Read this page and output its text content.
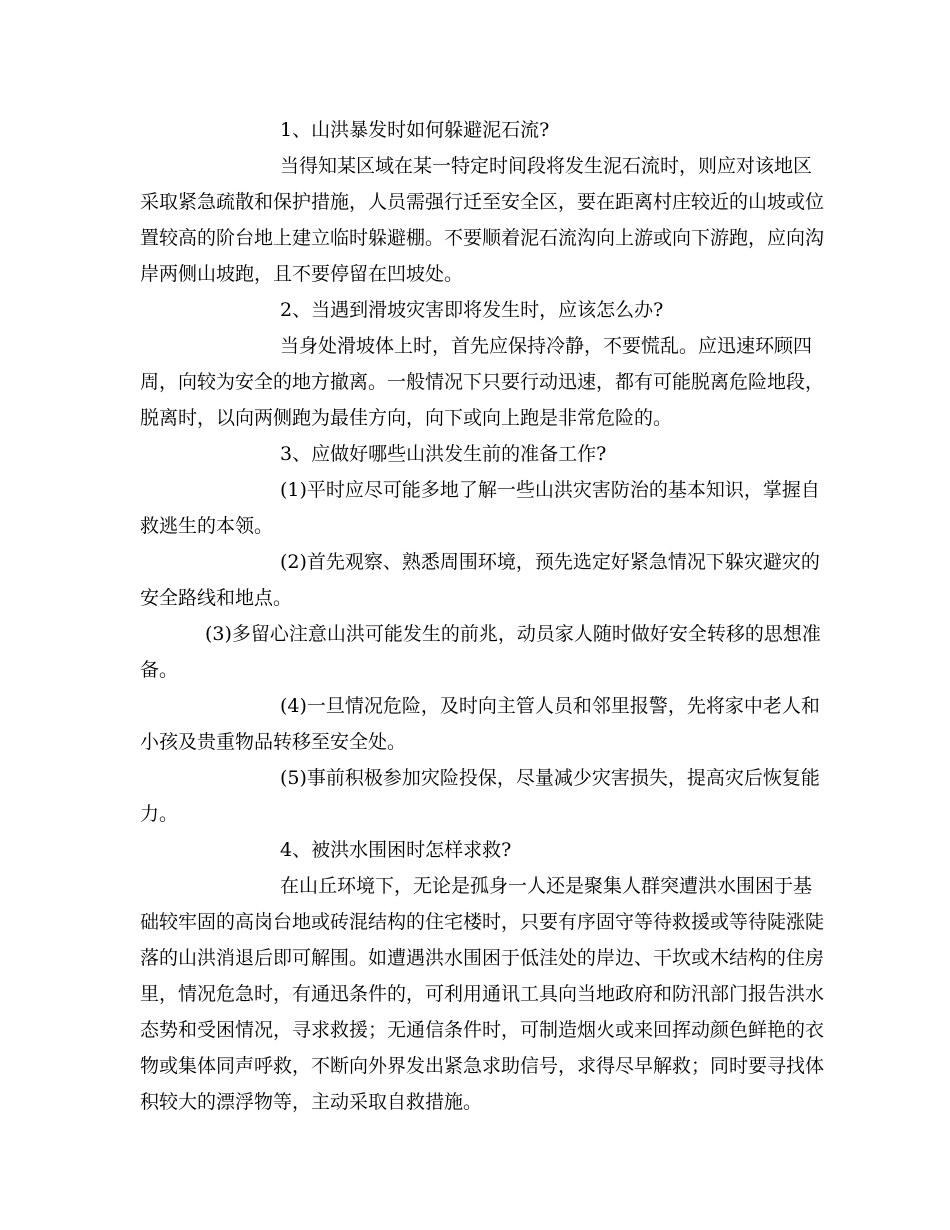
1、山洪暴发时如何躲避泥石流?
当得知某区域在某一特定时间段将发生泥石流时，则应对该地区
采取紧急疏散和保护措施，人员需强行迁至安全区，要在距离村庄较近的山坡或位
置较高的阶台地上建立临时躲避棚。不要顺着泥石流沟向上游或向下游跑，应向沟
岸两侧山坡跑，且不要停留在凹坡处。
2、当遇到滑坡灾害即将发生时，应该怎么办?
当身处滑坡体上时，首先应保持冷静，不要慌乱。应迅速环顾四
周，向较为安全的地方撤离。一般情况下只要行动迅速，都有可能脱离危险地段，
脱离时，以向两侧跑为最佳方向，向下或向上跑是非常危险的。
3、应做好哪些山洪发生前的准备工作?
(1)平时应尽可能多地了解一些山洪灾害防治的基本知识，掌握自
救逃生的本领。
(2)首先观察、熟悉周围环境，预先选定好紧急情况下躲灾避灾的
安全路线和地点。
(3)多留心注意山洪可能发生的前兆，动员家人随时做好安全转移的思想准
备。
(4)一旦情况危险，及时向主管人员和邻里报警，先将家中老人和
小孩及贵重物品转移至安全处。
(5)事前积极参加灾险投保，尽量减少灾害损失，提高灾后恢复能
力。
4、被洪水围困时怎样求救?
在山丘环境下，无论是孤身一人还是聚集人群突遭洪水围困于基
础较牢固的高岗台地或砖混结构的住宅楼时，只要有序固守等待救援或等待陡涨陡
落的山洪消退后即可解围。如遭遇洪水围困于低洼处的岸边、干坎或木结构的住房
里，情况危急时，有通迅条件的，可利用通讯工具向当地政府和防汛部门报告洪水
态势和受困情况，寻求救援；无通信条件时，可制造烟火或来回挥动颜色鲜艳的衣
物或集体同声呼救，不断向外界发出紧急求助信号，求得尽早解救；同时要寻找体
积较大的漂浮物等，主动采取自救措施。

(Description of the task): Images must not appear in the copy; reproduce everything else in the records verbatim.

(Output for this task):
Read this page and output its text content.
1、山洪暴发时如何躲避泥石流?
当得知某区域在某一特定时间段将发生泥石流时，则应对该地区
采取紧急疏散和保护措施，人员需强行迁至安全区，要在距离村庄较近的山坡或位
置较高的阶台地上建立临时躲避棚。不要顺着泥石流沟向上游或向下游跑，应向沟
岸两侧山坡跑，且不要停留在凹坡处。
2、当遇到滑坡灾害即将发生时，应该怎么办?
当身处滑坡体上时，首先应保持冷静，不要慌乱。应迅速环顾四
周，向较为安全的地方撤离。一般情况下只要行动迅速，都有可能脱离危险地段，
脱离时，以向两侧跑为最佳方向，向下或向上跑是非常危险的。
3、应做好哪些山洪发生前的准备工作?
(1)平时应尽可能多地了解一些山洪灾害防治的基本知识，掌握自
救逃生的本领。
(2)首先观察、熟悉周围环境，预先选定好紧急情况下躲灾避灾的
安全路线和地点。
(3)多留心注意山洪可能发生的前兆，动员家人随时做好安全转移的思想准
备。
(4)一旦情况危险，及时向主管人员和邻里报警，先将家中老人和
小孩及贵重物品转移至安全处。
(5)事前积极参加灾险投保，尽量减少灾害损失，提高灾后恢复能
力。
4、被洪水围困时怎样求救?
在山丘环境下，无论是孤身一人还是聚集人群突遭洪水围困于基
础较牢固的高岗台地或砖混结构的住宅楼时，只要有序固守等待救援或等待陡涨陡
落的山洪消退后即可解围。如遭遇洪水围困于低洼处的岸边、干坎或木结构的住房
里，情况危急时，有通迅条件的，可利用通讯工具向当地政府和防汛部门报告洪水
态势和受困情况，寻求救援；无通信条件时，可制造烟火或来回挥动颜色鲜艳的衣
物或集体同声呼救，不断向外界发出紧急求助信号，求得尽早解救；同时要寻找体
积较大的漂浮物等，主动采取自救措施。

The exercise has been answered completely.